--- Begin TEXT BLOCK ---

Oddly, however, and strangely coincidentally, South Africa and the US, while diplomatically rent asunder, do find themselves in a similar political quandary as it pertains to their respective fisci.
Finance minister Enoch Godongwana’s compromised budget, proposing a 0.5% VAT adjustment this year, and another 0.5% next year, is still being firmly rejected by the DA. The proposed budget will return to the National Assembly for a final vote by April 2.
For the past 30 years, the process of approving the budget has run without interruption, because the ANC held the majority in the National Assembly. However, having lost 71 seats in the 2024 general elections, the ANC now requires the support of MPs from other parties in the government of national unity. If the budget is not passed by April 2, the law allows government to continue spending up to 45% of the previous year’s budget until the new budget is approved. But, after that, we could face a US-style government shutdown.

--- End TEXT BLOCK ---
--- Begin INFORMATION PROVIDED ---

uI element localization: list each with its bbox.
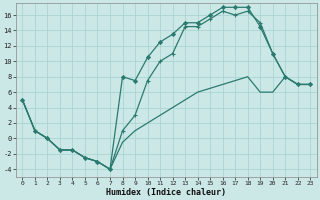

--- End INFORMATION PROVIDED ---

EXERCISE TASK 1:
Summarize the passage on South Africa's budget in two sentences.
EXERCISE TASK 2:
Transcribe the budget passage between "Finance minister Enoch" and "US-style government shutdown.", inclusive.
EXERCISE TASK 3:
According to the budget passage, how many seats did the ANC lose in the 2024 general elections?

WRITTEN REPLY 1:
Finance minister Enoch Godongwana's budget, which proposes a 0.5% VAT adjustment this year and another 0.5% next year, is still firmly rejected by the DA and returns to the National Assembly for a final vote by April 2. Having lost 71 seats in the 2024 general elections, the ANC now needs support from MPs of other parties in the government of national unity, and if the budget is not passed by April 2, government may spend up to 45% of the previous year's budget until approval, after which a US-style shutdown could follow.

WRITTEN REPLY 2:
Finance minister Enoch Godongwana’s compromised budget, proposing a 0.5% VAT adjustment this year, and another 0.5% next year, is still being firmly rejected by the DA. The proposed budget will return to the National Assembly for a final vote by April 2.
For the past 30 years, the process of approving the budget has run without interruption, because the ANC held the majority in the National Assembly. However, having lost 71 seats in the 2024 general elections, the ANC now requires the support of MPs from other parties in the government of national unity. If the budget is not passed by April 2, the law allows government to continue spending up to 45% of the previous year’s budget until the new budget is approved. But, after that, we could face a US-style government shutdown.

WRITTEN REPLY 3:
71 seats.